[begin EXTRACTED RECORDS]
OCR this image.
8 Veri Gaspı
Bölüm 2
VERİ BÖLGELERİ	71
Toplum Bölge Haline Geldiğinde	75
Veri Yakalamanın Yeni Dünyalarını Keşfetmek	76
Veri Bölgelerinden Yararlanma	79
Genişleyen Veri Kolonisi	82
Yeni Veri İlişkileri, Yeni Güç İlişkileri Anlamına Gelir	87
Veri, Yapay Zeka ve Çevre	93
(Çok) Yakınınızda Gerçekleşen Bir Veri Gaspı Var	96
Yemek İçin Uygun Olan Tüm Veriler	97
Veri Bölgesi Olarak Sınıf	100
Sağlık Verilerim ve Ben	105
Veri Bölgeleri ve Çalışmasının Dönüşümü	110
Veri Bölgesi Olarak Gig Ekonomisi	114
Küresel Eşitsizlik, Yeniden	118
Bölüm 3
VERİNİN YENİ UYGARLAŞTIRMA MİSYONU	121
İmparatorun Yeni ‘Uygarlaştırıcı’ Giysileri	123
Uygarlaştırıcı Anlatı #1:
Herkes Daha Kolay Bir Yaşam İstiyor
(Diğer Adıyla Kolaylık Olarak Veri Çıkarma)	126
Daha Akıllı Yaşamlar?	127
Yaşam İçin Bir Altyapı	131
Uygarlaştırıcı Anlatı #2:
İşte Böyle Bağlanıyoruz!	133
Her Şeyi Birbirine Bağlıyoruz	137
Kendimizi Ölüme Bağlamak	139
[end EXTRACTED RECORDS]
TASK PROMPT — Repeat the records above exactly as they appear.

ANSWER TO THE TASK —
OCR this image.
8 Veri Gaspı
Bölüm 2
VERİ BÖLGELERİ	71
Toplum Bölge Haline Geldiğinde	75
Veri Yakalamanın Yeni Dünyalarını Keşfetmek	76
Veri Bölgelerinden Yararlanma	79
Genişleyen Veri Kolonisi	82
Yeni Veri İlişkileri, Yeni Güç İlişkileri Anlamına Gelir	87
Veri, Yapay Zeka ve Çevre	93
(Çok) Yakınınızda Gerçekleşen Bir Veri Gaspı Var	96
Yemek İçin Uygun Olan Tüm Veriler	97
Veri Bölgesi Olarak Sınıf	100
Sağlık Verilerim ve Ben	105
Veri Bölgeleri ve Çalışmasının Dönüşümü	110
Veri Bölgesi Olarak Gig Ekonomisi	114
Küresel Eşitsizlik, Yeniden	118
Bölüm 3
VERİNİN YENİ UYGARLAŞTIRMA MİSYONU	121
İmparatorun Yeni ‘Uygarlaştırıcı’ Giysileri	123
Uygarlaştırıcı Anlatı #1:
Herkes Daha Kolay Bir Yaşam İstiyor
(Diğer Adıyla Kolaylık Olarak Veri Çıkarma)	126
Daha Akıllı Yaşamlar?	127
Yaşam İçin Bir Altyapı	131
Uygarlaştırıcı Anlatı #2:
İşte Böyle Bağlanıyoruz!	133
Her Şeyi Birbirine Bağlıyoruz	137
Kendimizi Ölüme Bağlamak	139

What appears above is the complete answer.